Danny Nanney of Cecil Nanney & Sons, a milk transport company that has served Weakley County and West Tennessee since 1949, says he remembers the days when “you drove out of one driveway in Weakley County and into the next” as they collected the milk and ensured its delivery to processing plants. These days the drives encompass three states.
“The mom-and-pop farms are a thing of the past,” said Nanney. “Nobody is going into it because work is seven days a week, 24 hours a day, 365 days a year on a dairy farm.”
The changes in the operating structure at the Prairie Farms facility means milk production will be transferred to the Prairie Farms plant in Memphis. The Fulton facility will continue to operate as a distribution hub and receive daily deliveries of milk and dairy products from the Memphis plant, said Rebecca Leinenbach, vice president of marketing and communications at Prairie Farms.

Tasks:
**1)** Rewrite the milk transport article from "Danny Nanney of" to "at Prairie Farms.", putting "Obion County" in place of "Weakley County".
**2)** Answer these questions from the milk transport article:
(a) Since what year has Cecil Nanney & Sons served Weakley County and West Tennessee?
(b) To which plant will milk production be transferred?
(c) What position does Rebecca Leinenbach hold?
**3)** Carry the milk transport article further, writing on from its final sentence.
The records are not needed for any of this work.

Given records:
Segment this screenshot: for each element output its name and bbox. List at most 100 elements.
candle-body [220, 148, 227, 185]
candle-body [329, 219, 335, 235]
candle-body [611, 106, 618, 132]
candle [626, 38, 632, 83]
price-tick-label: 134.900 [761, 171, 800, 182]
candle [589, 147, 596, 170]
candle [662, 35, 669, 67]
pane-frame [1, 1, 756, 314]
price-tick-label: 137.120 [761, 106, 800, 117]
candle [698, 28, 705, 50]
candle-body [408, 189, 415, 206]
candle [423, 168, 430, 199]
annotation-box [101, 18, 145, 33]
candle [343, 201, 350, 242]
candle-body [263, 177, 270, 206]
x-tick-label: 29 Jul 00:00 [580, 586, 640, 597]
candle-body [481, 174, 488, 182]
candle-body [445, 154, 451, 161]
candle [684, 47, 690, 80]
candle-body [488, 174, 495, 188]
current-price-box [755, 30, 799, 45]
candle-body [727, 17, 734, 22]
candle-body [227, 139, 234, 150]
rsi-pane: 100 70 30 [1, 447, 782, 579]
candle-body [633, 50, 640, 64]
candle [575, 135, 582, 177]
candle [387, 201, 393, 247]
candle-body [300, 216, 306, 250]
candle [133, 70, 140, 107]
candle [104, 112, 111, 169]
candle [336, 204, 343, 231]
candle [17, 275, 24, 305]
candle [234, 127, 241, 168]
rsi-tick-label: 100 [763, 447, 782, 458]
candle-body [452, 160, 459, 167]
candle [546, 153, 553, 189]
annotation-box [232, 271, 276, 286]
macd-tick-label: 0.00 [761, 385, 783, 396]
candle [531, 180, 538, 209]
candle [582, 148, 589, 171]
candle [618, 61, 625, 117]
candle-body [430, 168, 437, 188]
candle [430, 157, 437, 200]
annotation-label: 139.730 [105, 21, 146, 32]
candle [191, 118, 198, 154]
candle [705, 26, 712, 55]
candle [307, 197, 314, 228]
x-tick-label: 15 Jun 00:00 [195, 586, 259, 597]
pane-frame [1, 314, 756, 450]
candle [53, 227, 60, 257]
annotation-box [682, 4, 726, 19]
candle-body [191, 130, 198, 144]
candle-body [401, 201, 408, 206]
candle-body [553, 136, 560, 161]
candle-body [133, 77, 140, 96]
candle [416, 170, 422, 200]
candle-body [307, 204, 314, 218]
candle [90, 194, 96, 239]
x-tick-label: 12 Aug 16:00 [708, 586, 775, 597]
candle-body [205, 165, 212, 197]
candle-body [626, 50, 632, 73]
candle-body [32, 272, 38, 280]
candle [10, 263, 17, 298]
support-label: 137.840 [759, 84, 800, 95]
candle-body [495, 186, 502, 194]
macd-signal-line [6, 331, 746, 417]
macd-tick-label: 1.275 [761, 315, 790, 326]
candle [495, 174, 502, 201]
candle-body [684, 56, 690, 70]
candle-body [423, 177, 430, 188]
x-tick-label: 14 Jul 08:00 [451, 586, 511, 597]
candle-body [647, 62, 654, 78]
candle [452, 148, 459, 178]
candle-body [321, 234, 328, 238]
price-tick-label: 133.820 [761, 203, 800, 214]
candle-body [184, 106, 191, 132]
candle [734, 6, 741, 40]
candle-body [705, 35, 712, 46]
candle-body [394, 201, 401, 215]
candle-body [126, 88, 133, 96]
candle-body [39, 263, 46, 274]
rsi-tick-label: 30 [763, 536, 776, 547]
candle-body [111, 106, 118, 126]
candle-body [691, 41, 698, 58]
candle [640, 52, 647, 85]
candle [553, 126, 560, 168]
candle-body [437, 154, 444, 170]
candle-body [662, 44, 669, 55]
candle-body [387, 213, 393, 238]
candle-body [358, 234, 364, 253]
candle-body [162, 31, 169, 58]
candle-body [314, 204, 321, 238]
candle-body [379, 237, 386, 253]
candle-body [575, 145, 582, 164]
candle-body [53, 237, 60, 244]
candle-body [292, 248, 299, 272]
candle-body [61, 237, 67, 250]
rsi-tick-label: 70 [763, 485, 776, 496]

Responses:
**1)**
Danny Nanney of Cecil Nanney & Sons, a milk transport company that has served Obion County and West Tennessee since 1949, says he remembers the days when “you drove out of one driveway in Obion County and into the next” as they collected the milk and ensured its delivery to processing plants. These days the drives encompass three states.
“The mom-and-pop farms are a thing of the past,” said Nanney. “Nobody is going into it because work is seven days a week, 24 hours a day, 365 days a year on a dairy farm.”
The changes in the operating structure at the Prairie Farms facility means milk production will be transferred to the Prairie Farms plant in Memphis. The Fulton facility will continue to operate as a distribution hub and receive daily deliveries of milk and dairy products from the Memphis plant, said Rebecca Leinenbach, vice president of marketing and communications at Prairie Farms.

**2)**
(a) 1949
(b) The Prairie Farms plant in Memphis
(c) Vice president of marketing and communications at Prairie Farms

**3)**
“The decision to transfer milk production was made only after a long and careful review of options. It was not a reflection on the work of employees. Those affected by the change will be provided severance benefits and considered for employment at other facilities where opportunities exist,” said Leinenbach.
She added that route drivers, distribution workers, customer service, sales and administrative personnel are not affected by the change, and there will not be a disruption of delivery service or product availability.
Freeman Brundige, a dairy farmer and a member of the Kentucky Dairy Development Council board of directors, says the demise of the small dairy farm is one of the motivators for his involvement with dairy shows like the one he organizes as part of the Tennessee Soybean Festival.
“The drawback I have is I’ve spent my life working with cattle. With the large 4,000- to 5000-cow dairies, you’re managing people rather than cows,” he noted. He hopes activities like the dairy shows encourage youth to pursue dairy farming. “Kids are going to love cows and maybe that propels them into more people wanting to be in the dairy business, but there’s going to have to be a way to make a profit.”
Brundige points to a system that seeks to balance supply and demand as the source for economic difficulties for the smaller farmer. The southeast is a major producer of milk. As such, and with current low milk prices, he identifies dairy associations that limit new farms being built and prohibit expansion of existing farms as problematic.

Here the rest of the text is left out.